— START OF SUPPLIED RECORDS —

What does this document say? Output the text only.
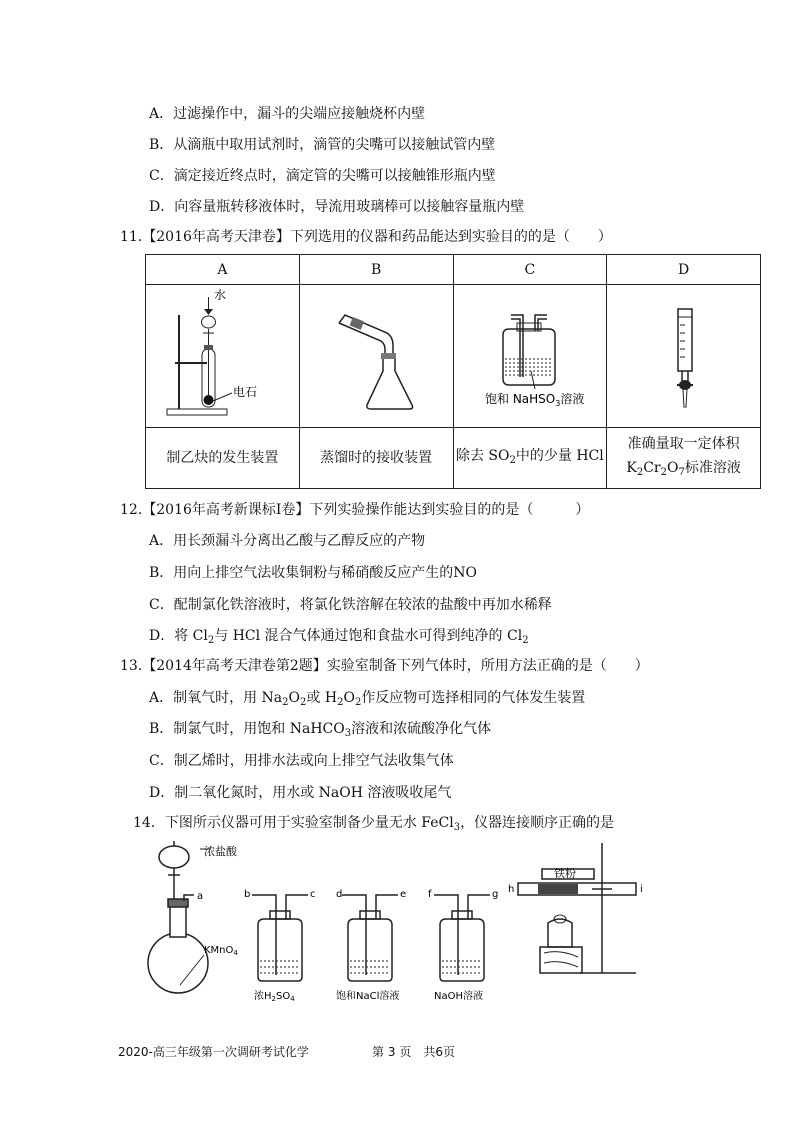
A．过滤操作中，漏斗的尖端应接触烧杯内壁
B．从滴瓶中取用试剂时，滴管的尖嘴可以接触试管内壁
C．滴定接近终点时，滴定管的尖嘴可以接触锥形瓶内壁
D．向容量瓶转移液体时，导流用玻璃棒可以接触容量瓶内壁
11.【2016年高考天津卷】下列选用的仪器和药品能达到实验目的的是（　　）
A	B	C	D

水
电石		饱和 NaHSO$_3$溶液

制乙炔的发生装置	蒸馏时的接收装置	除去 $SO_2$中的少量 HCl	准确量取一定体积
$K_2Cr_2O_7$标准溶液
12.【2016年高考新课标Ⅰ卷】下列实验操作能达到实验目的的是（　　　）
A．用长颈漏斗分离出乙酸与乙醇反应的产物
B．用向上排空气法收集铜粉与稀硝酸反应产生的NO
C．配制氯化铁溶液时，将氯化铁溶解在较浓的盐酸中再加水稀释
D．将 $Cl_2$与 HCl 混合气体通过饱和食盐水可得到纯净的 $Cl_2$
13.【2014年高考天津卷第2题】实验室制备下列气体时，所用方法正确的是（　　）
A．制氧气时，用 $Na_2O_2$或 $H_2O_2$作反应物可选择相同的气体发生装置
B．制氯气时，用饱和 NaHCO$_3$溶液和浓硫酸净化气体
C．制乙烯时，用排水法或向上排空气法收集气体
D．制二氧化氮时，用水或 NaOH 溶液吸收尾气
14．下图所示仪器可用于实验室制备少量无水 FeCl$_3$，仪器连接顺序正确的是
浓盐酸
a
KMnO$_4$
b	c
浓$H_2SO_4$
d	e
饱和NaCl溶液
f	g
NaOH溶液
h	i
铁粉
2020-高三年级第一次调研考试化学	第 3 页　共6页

— END OF SUPPLIED RECORDS —
— START OF SUPPLIED RECORDS —

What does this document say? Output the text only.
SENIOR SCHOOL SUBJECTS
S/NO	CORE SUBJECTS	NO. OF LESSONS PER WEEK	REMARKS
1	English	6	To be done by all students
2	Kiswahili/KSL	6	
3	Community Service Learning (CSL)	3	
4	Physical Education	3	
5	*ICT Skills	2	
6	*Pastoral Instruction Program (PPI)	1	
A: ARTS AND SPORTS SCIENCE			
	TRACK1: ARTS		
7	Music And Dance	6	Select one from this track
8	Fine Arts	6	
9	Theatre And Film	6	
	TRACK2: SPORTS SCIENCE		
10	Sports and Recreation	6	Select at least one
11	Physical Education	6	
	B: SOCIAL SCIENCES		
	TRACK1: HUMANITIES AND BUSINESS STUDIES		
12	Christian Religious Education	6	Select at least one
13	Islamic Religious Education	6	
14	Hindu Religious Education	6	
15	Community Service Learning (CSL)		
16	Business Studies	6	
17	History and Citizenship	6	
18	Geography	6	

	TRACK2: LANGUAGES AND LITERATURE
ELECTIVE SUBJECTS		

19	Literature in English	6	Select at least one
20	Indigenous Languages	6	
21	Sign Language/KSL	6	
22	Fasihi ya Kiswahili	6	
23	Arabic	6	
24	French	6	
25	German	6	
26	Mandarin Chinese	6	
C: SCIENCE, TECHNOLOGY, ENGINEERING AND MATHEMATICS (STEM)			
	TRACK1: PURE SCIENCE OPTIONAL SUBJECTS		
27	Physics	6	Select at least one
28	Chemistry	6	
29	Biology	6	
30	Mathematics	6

— END OF SUPPLIED RECORDS —

__WHAT YOU HAVE TO DO__
Copy every line of the material in which the word "Select" occurs.

__WORKED SOLUTION__
7	Music And Dance	6	Select one from this track
10	Sports and Recreation	6	Select at least one
12	Christian Religious Education	6	Select at least one
19	Literature in English	6	Select at least one
27	Physics	6	Select at least one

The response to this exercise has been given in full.